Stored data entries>
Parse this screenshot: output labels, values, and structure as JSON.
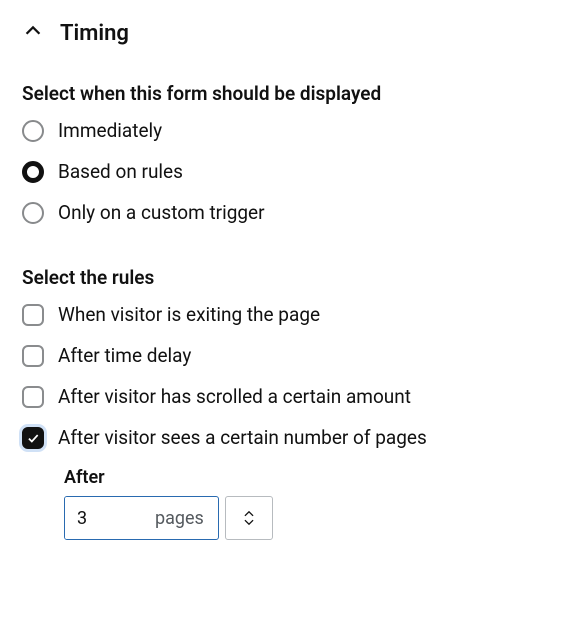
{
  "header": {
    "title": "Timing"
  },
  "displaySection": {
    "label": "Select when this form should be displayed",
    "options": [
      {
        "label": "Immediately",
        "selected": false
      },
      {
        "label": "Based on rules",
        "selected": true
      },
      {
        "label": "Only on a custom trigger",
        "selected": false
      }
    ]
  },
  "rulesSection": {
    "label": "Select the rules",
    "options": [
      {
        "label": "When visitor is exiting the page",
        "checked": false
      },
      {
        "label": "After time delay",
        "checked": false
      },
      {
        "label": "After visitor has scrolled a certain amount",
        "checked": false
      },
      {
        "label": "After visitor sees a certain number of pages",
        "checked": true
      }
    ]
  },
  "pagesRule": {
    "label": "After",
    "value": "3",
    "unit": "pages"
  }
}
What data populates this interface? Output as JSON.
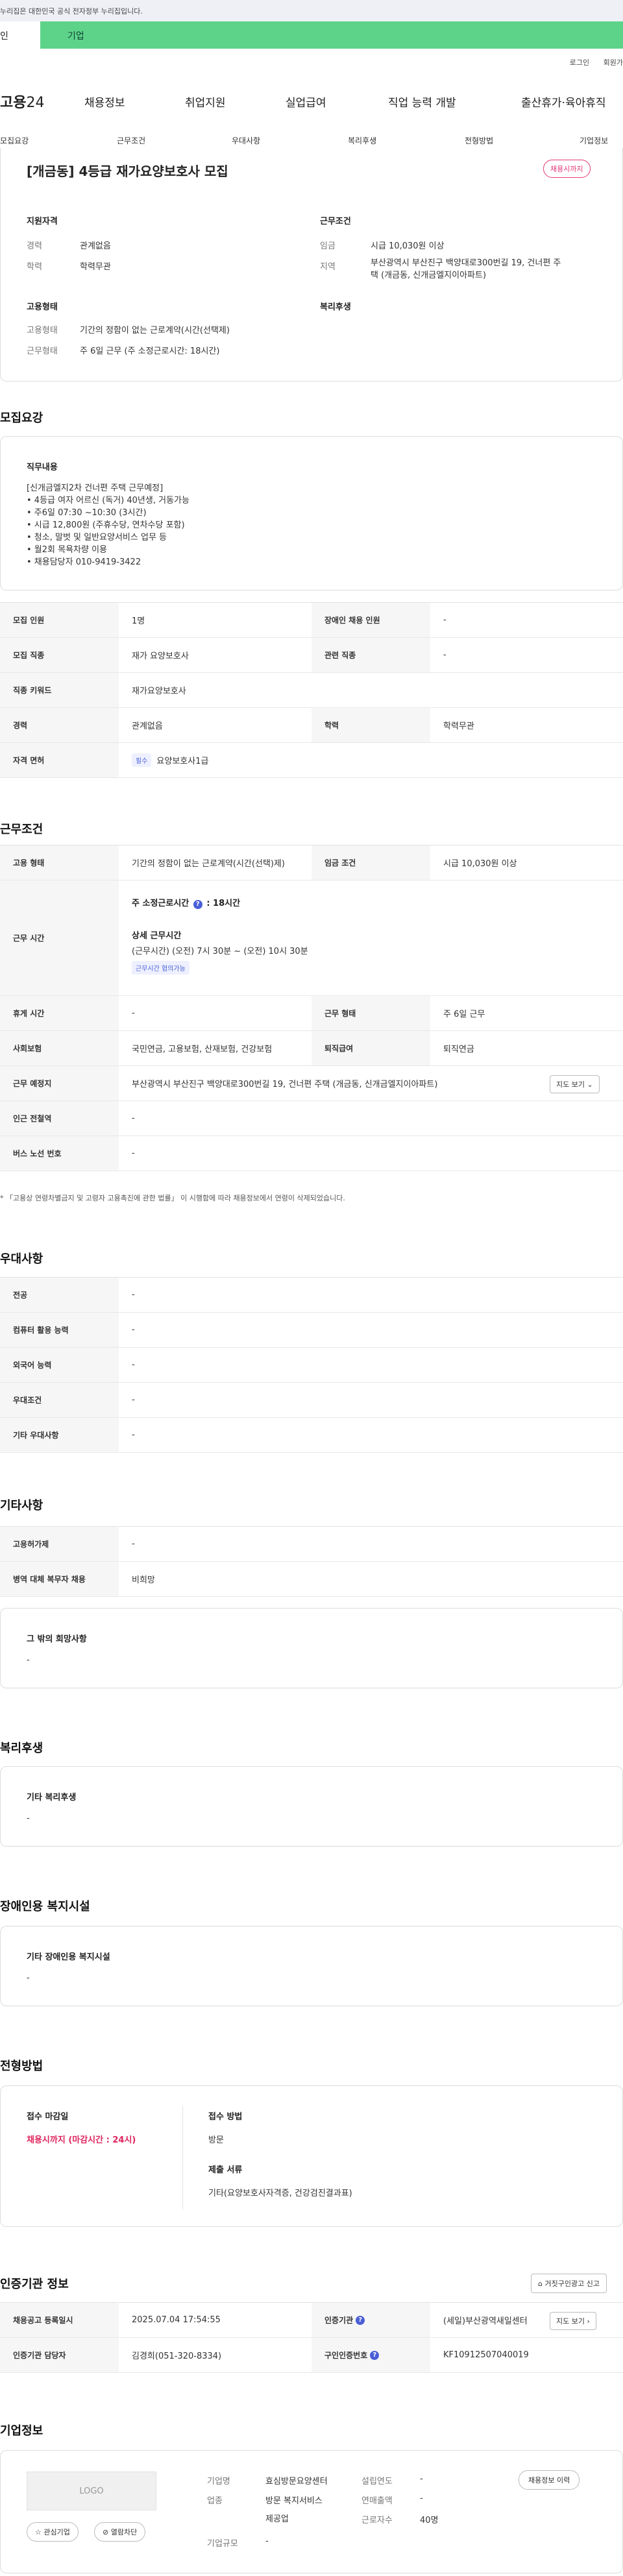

...

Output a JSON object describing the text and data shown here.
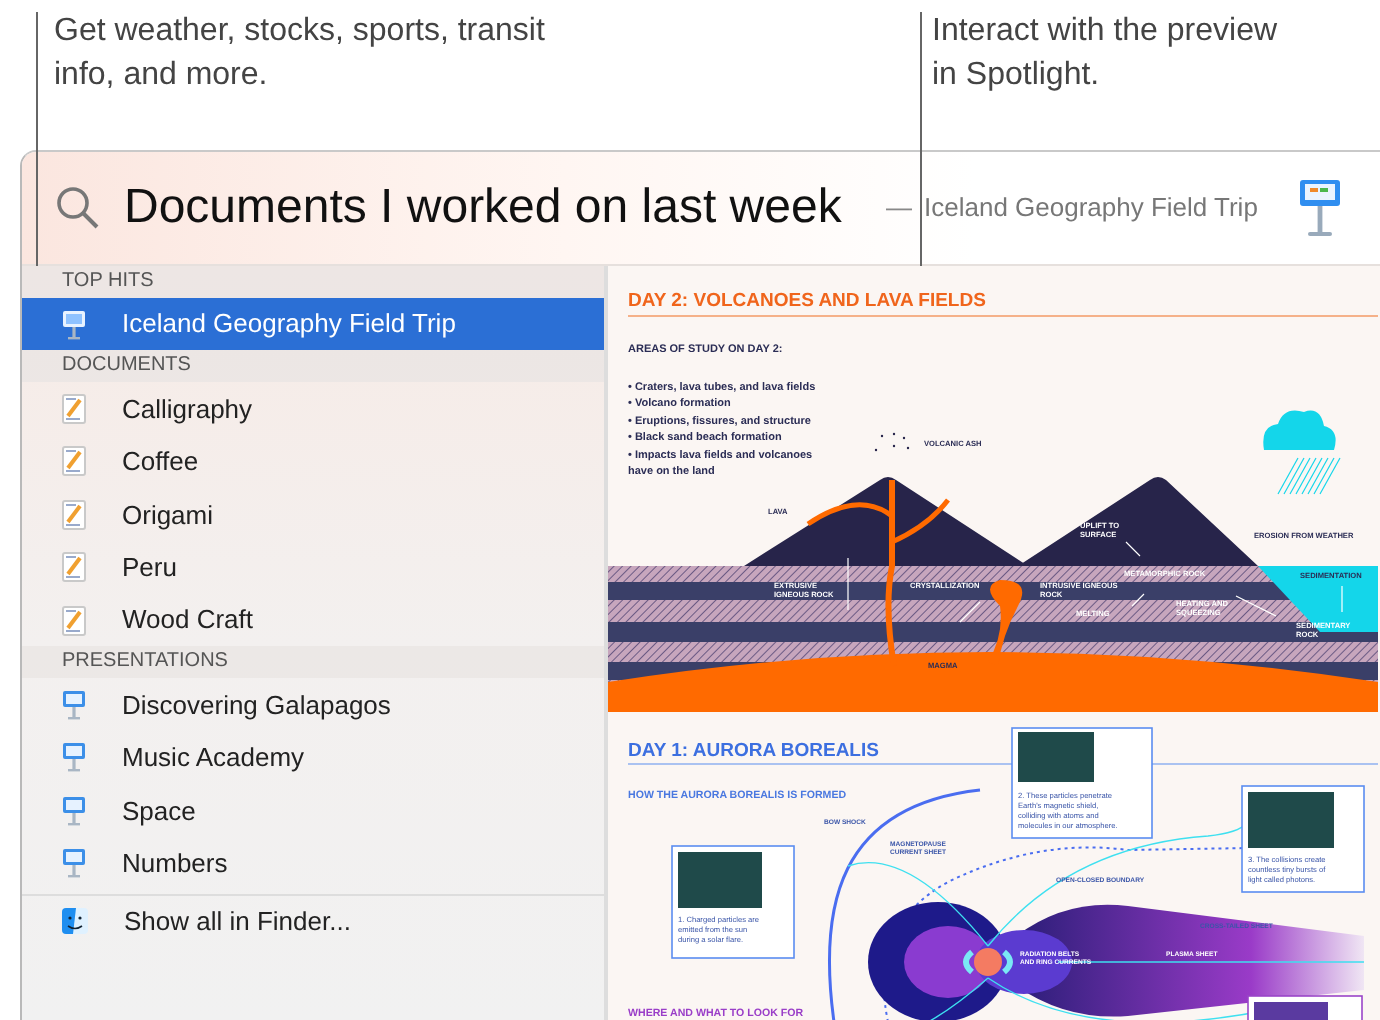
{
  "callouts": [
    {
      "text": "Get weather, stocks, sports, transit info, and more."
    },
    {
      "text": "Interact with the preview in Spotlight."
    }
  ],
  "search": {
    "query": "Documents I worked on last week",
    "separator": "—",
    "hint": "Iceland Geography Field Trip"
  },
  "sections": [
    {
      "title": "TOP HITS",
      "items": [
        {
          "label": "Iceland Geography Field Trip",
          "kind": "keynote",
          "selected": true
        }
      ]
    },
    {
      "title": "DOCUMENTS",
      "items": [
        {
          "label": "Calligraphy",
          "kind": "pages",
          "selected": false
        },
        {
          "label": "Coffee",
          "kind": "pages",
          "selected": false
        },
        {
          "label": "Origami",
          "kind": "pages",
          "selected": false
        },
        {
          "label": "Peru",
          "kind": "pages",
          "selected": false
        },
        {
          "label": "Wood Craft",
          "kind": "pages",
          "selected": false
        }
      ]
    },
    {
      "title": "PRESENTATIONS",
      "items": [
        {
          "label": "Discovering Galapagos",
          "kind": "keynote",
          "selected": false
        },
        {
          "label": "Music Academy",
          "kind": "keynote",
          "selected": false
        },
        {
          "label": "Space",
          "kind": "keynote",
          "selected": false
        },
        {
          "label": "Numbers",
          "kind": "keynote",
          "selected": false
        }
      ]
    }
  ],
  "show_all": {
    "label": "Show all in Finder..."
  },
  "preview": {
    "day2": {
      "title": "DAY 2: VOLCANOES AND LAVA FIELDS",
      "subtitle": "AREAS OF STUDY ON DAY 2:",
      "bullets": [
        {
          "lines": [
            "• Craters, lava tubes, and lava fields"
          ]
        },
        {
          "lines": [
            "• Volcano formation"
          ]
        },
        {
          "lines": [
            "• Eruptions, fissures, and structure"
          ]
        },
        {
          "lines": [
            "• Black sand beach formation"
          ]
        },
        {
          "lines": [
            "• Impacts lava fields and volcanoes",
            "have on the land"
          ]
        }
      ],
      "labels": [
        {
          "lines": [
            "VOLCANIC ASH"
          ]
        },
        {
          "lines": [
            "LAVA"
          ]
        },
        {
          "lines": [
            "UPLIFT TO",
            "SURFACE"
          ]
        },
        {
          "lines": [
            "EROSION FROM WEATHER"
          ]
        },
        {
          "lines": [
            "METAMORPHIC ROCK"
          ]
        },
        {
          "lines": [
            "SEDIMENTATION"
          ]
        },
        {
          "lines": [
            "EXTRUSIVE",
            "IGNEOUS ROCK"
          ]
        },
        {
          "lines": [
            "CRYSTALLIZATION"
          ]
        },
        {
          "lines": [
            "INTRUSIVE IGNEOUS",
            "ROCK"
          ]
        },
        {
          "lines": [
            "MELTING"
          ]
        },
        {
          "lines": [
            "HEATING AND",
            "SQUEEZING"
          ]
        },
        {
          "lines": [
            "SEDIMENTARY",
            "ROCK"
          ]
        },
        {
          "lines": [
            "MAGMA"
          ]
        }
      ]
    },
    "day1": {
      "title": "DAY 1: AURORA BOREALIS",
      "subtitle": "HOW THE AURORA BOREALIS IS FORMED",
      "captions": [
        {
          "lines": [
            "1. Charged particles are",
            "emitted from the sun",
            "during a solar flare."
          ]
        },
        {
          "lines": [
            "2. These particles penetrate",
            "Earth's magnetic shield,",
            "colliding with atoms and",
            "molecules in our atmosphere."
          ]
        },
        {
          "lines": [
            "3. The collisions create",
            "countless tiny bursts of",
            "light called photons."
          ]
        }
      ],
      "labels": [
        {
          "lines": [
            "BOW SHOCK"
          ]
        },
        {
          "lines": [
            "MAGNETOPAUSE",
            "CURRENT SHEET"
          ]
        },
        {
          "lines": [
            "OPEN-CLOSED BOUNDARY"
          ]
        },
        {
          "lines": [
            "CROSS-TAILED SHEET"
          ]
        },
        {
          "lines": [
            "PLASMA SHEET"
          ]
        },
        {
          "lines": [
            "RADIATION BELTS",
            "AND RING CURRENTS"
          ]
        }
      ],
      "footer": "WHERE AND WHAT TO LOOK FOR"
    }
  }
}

What you need to do> Take the material above and output only the lines from the one that contains "Parse this screenshot: output" through the one that contains "What data populates", ends included and images left out.

Response for this exercise>
Parse this screenshot: output labels, values, and structure as JSON.
{
  "header": {
    "title": "Timing"
  },
  "displaySection": {
    "label": "Select when this form should be displayed",
    "options": [
      {
        "label": "Immediately",
        "selected": false
      },
      {
        "label": "Based on rules",
        "selected": true
      },
      {
        "label": "Only on a custom trigger",
        "selected": false
      }
    ]
  },
  "rulesSection": {
    "label": "Select the rules",
    "options": [
      {
        "label": "When visitor is exiting the page",
        "checked": false
      },
      {
        "label": "After time delay",
        "checked": false
      },
      {
        "label": "After visitor has scrolled a certain amount",
        "checked": false
      },
      {
        "label": "After visitor sees a certain number of pages",
        "checked": true
      }
    ]
  },
  "pagesRule": {
    "label": "After",
    "value": "3",
    "unit": "pages"
  }
}
What data populates this interface? Output as JSON.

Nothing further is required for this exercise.